▸ **TASK INSTRUCTIONS**
In the rows below, switch every "bar-top" to "bar-cap" in the lines that run from the start of the rows through the line containing "- pie-slice: [524, 313, 585, 380]", both ends included. Rewrite those lines with nothing else changed.

-- begin LISTED ENTRIES --

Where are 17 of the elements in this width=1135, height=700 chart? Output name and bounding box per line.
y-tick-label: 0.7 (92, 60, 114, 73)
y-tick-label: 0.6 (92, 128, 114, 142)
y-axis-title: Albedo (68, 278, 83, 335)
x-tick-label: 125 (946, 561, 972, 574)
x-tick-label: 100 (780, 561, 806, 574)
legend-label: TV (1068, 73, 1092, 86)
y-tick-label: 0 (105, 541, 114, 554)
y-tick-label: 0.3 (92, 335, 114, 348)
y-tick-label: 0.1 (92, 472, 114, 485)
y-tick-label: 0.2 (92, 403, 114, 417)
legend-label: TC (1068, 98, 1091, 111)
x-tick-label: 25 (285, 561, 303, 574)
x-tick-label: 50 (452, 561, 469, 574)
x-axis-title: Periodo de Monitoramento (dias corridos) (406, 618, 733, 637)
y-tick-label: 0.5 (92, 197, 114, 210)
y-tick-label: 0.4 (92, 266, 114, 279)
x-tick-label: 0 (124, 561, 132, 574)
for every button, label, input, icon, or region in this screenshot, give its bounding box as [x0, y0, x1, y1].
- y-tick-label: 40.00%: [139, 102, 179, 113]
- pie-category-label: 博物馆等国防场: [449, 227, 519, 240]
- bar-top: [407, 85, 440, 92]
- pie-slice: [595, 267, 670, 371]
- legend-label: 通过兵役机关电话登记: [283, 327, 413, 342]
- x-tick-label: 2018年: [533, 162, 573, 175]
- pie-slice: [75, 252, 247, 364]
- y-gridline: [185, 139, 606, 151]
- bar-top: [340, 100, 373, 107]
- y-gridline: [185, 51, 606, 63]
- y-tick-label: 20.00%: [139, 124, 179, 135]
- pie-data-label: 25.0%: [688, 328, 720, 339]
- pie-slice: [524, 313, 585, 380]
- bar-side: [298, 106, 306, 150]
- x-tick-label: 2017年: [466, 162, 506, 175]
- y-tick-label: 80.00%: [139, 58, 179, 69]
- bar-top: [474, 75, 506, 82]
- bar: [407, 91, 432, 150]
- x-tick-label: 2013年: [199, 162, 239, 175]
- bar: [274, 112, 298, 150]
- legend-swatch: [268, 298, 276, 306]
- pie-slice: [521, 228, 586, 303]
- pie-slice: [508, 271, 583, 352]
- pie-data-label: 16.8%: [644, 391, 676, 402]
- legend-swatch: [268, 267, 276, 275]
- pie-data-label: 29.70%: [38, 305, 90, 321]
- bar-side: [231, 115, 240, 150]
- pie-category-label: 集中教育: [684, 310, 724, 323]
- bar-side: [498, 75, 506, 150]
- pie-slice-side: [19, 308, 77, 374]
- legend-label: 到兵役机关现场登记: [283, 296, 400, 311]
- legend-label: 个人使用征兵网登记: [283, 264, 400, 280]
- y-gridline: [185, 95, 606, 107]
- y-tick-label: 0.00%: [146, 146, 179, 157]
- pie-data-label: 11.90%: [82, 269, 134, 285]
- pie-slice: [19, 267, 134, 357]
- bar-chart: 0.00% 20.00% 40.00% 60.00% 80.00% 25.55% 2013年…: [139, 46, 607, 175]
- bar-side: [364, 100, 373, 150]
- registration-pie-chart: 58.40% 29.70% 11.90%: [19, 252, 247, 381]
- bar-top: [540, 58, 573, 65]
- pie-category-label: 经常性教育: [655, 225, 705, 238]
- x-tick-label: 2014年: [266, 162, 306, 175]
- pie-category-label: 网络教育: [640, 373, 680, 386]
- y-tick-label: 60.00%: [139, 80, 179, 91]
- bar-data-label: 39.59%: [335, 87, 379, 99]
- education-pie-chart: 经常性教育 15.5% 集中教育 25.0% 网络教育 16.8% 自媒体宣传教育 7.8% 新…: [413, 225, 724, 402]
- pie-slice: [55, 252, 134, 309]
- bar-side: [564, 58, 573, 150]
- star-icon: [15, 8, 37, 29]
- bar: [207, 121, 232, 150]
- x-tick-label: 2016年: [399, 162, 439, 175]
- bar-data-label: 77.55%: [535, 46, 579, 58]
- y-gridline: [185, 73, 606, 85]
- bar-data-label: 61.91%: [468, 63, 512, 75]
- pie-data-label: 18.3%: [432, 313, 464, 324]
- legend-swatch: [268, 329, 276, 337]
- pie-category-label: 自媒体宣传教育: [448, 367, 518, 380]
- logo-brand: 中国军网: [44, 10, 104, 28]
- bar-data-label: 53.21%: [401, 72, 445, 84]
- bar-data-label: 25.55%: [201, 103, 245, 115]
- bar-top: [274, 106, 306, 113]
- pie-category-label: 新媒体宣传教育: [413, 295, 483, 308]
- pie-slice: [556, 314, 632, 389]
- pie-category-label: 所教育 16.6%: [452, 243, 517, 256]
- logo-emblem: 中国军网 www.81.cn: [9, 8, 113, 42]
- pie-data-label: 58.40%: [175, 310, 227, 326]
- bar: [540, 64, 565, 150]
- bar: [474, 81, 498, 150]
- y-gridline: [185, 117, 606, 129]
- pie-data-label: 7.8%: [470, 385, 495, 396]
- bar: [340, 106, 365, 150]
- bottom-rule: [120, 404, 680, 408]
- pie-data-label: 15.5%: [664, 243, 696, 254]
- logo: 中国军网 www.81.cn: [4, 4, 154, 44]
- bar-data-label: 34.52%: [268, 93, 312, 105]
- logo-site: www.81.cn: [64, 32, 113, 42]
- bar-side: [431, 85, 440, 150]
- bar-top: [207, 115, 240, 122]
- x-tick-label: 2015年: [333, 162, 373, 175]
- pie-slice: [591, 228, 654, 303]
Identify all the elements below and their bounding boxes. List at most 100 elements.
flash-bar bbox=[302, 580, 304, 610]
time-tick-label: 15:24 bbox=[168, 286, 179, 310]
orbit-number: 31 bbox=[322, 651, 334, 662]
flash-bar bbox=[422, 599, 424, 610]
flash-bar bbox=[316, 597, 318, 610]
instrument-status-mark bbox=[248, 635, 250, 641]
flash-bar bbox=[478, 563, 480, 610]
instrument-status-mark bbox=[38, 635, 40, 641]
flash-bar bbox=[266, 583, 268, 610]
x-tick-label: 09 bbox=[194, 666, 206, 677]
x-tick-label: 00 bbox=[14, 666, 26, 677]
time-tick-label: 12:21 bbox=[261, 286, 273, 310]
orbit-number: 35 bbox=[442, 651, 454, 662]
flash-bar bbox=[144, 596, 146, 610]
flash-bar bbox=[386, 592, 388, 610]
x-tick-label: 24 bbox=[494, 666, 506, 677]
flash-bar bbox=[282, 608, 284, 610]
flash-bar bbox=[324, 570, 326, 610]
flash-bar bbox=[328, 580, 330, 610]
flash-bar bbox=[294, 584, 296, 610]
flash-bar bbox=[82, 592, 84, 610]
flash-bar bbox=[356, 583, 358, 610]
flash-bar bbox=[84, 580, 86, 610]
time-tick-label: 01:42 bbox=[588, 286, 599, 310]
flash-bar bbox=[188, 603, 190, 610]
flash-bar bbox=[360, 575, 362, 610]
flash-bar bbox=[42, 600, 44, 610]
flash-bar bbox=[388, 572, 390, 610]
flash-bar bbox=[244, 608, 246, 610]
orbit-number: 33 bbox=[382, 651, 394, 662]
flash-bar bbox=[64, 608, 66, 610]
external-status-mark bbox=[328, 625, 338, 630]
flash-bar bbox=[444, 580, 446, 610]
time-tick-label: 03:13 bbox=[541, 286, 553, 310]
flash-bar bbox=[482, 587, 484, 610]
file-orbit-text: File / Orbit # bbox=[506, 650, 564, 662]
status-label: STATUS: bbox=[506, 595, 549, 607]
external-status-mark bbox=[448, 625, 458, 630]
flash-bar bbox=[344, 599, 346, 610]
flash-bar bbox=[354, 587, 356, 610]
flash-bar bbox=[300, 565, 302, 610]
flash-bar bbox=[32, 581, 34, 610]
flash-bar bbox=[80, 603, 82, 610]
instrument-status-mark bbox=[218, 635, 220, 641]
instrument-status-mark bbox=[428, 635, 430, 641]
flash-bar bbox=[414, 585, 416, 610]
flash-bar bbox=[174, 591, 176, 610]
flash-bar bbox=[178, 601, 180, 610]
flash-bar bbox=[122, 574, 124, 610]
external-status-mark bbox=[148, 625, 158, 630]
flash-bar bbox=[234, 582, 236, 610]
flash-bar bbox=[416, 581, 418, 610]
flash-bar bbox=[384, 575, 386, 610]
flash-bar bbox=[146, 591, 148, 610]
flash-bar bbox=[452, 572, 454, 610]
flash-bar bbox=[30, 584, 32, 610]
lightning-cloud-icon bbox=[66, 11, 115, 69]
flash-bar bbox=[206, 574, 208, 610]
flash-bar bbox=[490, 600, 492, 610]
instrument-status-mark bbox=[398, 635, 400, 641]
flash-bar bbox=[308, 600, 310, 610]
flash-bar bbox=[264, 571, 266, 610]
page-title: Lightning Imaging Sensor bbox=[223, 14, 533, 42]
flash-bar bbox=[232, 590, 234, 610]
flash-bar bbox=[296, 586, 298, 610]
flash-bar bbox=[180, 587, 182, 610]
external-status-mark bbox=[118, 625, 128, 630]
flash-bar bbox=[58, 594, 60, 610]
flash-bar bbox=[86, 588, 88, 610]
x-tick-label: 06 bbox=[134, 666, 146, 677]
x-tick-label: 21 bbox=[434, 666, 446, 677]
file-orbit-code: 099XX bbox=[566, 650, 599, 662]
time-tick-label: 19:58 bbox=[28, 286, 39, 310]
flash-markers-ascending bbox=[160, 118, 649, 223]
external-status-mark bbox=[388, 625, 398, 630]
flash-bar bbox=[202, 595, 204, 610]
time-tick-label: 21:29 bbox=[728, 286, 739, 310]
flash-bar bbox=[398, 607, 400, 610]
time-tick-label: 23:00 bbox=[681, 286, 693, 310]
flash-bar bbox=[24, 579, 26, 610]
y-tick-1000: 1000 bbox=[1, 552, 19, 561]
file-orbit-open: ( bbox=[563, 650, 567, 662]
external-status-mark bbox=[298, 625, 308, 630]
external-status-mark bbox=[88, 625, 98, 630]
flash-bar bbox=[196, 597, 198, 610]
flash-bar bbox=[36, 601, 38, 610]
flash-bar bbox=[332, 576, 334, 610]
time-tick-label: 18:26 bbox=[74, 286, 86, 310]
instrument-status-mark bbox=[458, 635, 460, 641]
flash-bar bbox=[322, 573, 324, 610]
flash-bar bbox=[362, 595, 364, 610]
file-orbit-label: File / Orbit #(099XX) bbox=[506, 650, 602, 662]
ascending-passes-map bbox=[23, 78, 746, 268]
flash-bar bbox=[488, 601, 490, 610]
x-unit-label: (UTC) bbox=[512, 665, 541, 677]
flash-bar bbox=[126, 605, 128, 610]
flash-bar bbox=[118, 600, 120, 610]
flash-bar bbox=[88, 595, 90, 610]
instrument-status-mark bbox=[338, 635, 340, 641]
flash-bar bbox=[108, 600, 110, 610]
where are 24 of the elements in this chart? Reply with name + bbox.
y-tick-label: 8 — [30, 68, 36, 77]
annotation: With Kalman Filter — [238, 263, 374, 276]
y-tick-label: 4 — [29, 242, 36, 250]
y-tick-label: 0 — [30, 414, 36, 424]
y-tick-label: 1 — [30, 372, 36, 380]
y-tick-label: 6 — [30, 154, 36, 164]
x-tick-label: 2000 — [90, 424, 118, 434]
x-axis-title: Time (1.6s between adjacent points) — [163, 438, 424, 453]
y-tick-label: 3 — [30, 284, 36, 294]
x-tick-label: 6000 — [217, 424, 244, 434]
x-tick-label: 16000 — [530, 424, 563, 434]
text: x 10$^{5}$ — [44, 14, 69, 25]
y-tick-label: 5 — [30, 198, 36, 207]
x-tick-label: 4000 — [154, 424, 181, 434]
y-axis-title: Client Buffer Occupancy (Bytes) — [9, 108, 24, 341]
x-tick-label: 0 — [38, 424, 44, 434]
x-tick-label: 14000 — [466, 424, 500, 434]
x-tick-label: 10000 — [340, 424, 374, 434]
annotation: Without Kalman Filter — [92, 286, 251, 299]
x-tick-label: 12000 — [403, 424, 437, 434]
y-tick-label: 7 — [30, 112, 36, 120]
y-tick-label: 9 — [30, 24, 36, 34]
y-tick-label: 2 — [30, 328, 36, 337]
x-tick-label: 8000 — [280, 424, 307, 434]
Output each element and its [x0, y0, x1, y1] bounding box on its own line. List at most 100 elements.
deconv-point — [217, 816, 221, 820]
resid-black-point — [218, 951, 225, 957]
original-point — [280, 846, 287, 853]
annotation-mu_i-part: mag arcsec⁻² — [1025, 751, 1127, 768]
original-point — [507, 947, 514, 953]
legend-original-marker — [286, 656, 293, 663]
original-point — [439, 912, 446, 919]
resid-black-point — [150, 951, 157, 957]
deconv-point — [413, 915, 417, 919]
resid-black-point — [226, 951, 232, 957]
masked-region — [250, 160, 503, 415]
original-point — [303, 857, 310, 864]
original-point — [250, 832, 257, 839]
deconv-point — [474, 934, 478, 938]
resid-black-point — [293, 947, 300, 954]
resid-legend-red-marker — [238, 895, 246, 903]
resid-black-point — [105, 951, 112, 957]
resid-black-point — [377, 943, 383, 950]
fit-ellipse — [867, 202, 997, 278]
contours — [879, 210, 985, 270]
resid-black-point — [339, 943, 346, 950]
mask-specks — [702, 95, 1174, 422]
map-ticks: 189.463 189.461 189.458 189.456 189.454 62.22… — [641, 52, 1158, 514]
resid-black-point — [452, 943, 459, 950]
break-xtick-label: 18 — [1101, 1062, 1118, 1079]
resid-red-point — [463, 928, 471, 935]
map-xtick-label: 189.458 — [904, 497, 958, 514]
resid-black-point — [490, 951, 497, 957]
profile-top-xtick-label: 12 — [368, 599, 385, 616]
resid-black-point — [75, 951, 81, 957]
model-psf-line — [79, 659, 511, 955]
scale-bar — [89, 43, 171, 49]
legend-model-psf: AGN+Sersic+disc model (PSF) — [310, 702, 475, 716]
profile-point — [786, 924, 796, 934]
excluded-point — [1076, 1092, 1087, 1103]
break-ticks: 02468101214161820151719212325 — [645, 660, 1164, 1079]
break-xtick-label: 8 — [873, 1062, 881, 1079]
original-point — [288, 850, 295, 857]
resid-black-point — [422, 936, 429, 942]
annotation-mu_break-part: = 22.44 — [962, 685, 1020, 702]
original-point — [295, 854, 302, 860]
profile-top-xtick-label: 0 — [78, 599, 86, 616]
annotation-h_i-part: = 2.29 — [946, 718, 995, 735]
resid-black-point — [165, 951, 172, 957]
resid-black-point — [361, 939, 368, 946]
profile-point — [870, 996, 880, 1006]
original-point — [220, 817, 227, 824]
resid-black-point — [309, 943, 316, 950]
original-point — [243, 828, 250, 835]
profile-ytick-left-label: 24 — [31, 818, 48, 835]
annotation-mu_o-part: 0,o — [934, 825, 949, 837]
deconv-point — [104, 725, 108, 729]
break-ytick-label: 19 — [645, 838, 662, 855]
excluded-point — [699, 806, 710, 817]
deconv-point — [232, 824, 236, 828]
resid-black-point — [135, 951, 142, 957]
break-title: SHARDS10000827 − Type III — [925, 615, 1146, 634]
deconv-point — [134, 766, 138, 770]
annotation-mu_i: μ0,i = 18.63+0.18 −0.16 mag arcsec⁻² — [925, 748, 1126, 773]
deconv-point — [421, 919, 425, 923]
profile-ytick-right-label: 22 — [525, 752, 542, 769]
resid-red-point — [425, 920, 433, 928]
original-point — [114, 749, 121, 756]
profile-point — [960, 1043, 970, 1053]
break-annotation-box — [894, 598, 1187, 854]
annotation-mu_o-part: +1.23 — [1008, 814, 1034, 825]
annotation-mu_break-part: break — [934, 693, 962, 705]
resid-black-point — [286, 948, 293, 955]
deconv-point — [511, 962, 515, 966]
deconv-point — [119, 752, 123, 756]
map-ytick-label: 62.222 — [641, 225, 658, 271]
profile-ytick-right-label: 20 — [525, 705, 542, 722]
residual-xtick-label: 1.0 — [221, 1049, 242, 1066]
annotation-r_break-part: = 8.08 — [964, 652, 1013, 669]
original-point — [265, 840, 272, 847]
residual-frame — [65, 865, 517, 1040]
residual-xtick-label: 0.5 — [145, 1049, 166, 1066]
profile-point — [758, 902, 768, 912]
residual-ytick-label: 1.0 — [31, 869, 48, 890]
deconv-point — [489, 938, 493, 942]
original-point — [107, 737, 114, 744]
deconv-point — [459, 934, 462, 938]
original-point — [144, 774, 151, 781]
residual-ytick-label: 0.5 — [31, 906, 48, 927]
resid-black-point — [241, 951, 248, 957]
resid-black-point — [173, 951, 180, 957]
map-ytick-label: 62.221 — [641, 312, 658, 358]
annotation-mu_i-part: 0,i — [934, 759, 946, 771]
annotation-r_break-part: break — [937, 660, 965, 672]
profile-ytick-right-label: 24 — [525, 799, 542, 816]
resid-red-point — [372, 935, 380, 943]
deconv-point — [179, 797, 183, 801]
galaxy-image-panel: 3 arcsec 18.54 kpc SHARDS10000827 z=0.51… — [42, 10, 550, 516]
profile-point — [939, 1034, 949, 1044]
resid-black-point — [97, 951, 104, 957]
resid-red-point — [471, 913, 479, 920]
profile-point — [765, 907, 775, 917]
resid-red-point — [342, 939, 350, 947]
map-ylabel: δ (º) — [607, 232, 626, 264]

-- end LISTED ENTRIES --

▸ **EXPECTED OUTPUT**
Where are 17 of the elements in this width=1135, height=700 chart? Output name and bounding box per line.
y-tick-label: 0.7 (92, 60, 114, 73)
y-tick-label: 0.6 (92, 128, 114, 142)
y-axis-title: Albedo (68, 278, 83, 335)
x-tick-label: 125 (946, 561, 972, 574)
x-tick-label: 100 (780, 561, 806, 574)
legend-label: TV (1068, 73, 1092, 86)
y-tick-label: 0 (105, 541, 114, 554)
y-tick-label: 0.3 (92, 335, 114, 348)
y-tick-label: 0.1 (92, 472, 114, 485)
y-tick-label: 0.2 (92, 403, 114, 417)
legend-label: TC (1068, 98, 1091, 111)
x-tick-label: 25 (285, 561, 303, 574)
x-tick-label: 50 (452, 561, 469, 574)
x-axis-title: Periodo de Monitoramento (dias corridos) (406, 618, 733, 637)
y-tick-label: 0.5 (92, 197, 114, 210)
y-tick-label: 0.4 (92, 266, 114, 279)
x-tick-label: 0 (124, 561, 132, 574)
for every button, label, input, icon, or region in this screenshot, give its bounding box as [x0, y0, x1, y1].
- y-tick-label: 40.00%: [139, 102, 179, 113]
- pie-category-label: 博物馆等国防场: [449, 227, 519, 240]
- bar-cap: [407, 85, 440, 92]
- pie-slice: [595, 267, 670, 371]
- legend-label: 通过兵役机关电话登记: [283, 327, 413, 342]
- x-tick-label: 2018年: [533, 162, 573, 175]
- pie-slice: [75, 252, 247, 364]
- y-gridline: [185, 139, 606, 151]
- bar-cap: [340, 100, 373, 107]
- y-gridline: [185, 51, 606, 63]
- y-tick-label: 20.00%: [139, 124, 179, 135]
- pie-data-label: 25.0%: [688, 328, 720, 339]
- pie-slice: [524, 313, 585, 380]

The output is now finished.